[Collection entries]

++++

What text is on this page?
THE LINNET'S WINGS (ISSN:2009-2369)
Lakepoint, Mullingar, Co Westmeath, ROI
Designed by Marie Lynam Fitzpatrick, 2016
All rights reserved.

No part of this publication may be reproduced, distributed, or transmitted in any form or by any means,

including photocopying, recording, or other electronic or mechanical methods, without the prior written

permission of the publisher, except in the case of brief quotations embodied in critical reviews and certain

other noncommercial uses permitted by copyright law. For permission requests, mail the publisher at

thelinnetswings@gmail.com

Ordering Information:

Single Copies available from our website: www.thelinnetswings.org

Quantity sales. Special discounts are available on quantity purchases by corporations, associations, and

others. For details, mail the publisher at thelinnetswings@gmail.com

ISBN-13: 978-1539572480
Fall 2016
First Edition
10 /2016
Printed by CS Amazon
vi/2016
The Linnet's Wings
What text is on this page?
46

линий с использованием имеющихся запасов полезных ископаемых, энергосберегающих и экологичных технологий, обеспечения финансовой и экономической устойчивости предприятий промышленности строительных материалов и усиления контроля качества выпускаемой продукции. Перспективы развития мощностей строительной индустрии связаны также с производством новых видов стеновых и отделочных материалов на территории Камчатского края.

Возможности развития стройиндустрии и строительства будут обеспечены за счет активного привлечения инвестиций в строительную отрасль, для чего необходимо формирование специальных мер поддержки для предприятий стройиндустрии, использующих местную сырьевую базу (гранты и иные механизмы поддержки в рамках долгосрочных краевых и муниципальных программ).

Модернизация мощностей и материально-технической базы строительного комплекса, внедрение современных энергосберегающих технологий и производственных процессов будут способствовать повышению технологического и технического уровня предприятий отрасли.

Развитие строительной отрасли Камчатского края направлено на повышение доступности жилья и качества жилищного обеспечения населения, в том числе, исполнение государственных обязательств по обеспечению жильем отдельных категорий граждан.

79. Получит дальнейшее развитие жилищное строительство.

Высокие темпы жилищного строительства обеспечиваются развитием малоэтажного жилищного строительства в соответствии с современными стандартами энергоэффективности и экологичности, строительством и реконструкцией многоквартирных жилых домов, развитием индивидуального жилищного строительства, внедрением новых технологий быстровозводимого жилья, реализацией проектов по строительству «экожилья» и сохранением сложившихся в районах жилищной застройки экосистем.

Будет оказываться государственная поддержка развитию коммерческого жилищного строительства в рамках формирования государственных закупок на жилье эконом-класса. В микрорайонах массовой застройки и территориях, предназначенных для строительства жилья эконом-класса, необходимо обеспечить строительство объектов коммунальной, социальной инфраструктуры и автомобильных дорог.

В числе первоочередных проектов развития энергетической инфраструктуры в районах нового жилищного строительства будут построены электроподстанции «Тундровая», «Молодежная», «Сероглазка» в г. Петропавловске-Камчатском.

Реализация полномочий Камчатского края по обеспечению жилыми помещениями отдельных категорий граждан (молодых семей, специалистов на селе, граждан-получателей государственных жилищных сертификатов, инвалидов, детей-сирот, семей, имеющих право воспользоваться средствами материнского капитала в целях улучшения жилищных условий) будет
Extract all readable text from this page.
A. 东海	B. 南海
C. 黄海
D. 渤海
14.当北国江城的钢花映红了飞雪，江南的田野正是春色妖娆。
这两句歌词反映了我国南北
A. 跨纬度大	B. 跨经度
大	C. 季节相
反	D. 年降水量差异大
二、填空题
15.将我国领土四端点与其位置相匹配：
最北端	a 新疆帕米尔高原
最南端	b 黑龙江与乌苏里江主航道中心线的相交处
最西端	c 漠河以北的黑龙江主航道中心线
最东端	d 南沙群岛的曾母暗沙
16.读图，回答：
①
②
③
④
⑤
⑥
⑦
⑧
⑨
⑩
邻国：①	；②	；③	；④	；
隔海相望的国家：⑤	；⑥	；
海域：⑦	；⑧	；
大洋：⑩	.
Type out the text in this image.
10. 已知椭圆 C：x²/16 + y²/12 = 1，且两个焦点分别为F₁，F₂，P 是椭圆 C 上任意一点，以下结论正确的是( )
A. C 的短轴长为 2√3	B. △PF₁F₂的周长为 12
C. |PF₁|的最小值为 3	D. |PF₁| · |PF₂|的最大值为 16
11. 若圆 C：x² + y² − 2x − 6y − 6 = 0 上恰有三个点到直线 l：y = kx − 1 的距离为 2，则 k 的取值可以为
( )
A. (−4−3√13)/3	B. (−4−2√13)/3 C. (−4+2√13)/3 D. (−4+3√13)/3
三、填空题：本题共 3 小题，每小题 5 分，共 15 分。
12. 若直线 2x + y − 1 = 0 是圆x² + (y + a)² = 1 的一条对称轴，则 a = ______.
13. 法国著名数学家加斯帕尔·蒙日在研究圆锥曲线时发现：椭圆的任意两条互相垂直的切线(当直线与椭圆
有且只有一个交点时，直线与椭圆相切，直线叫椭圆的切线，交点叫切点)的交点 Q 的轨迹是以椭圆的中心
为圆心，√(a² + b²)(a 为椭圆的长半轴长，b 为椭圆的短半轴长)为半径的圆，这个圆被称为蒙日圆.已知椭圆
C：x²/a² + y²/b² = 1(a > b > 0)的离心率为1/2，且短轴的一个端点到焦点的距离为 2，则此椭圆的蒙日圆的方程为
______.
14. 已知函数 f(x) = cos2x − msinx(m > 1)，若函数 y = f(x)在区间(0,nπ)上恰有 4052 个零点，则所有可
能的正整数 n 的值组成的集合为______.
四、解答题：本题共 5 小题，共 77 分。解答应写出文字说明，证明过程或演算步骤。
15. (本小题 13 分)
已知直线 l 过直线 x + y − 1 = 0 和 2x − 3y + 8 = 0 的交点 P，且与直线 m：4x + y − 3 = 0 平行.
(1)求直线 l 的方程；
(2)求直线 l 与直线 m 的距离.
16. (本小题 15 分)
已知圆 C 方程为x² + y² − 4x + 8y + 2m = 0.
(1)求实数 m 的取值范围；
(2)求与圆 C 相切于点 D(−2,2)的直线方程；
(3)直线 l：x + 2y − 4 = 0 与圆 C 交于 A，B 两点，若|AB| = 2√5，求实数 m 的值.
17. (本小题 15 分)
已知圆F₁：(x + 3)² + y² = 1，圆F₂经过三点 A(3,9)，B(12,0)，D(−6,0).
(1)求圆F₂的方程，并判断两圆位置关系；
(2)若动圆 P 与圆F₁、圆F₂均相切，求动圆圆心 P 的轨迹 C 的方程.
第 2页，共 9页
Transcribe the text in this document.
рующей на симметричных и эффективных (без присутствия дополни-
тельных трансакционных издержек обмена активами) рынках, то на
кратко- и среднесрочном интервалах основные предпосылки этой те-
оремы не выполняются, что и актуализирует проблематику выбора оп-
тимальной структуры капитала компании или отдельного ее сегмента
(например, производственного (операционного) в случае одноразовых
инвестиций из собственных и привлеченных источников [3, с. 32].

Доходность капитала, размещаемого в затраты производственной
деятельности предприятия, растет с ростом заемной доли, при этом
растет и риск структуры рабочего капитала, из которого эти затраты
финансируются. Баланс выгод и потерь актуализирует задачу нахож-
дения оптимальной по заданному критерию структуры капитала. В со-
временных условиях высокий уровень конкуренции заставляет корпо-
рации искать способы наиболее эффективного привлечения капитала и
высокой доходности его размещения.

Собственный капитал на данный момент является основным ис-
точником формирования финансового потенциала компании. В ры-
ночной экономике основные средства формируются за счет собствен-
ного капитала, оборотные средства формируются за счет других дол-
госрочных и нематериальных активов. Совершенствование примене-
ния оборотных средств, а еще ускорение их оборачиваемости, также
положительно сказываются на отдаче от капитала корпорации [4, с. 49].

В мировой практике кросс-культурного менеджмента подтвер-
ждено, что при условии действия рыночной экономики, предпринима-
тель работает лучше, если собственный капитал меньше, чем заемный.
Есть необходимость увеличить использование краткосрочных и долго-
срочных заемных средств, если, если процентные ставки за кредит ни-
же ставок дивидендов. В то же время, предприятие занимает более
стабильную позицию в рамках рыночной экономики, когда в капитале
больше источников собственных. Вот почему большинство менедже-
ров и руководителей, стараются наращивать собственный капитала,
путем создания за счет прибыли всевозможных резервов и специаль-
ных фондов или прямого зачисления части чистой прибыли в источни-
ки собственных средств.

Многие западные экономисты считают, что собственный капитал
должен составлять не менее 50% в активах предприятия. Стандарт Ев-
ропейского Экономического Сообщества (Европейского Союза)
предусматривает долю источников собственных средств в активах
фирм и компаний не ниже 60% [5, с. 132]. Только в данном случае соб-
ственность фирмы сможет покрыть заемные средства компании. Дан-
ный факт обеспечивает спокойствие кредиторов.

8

++++

TASK BRIEF -> Find the word "основные" and list each line it appears in.

PROBLEM SOLUTION ->
кратко- и среднесрочном интервалах основные предпосылки этой те-
ночной экономике основные средства формируются за счет собствен-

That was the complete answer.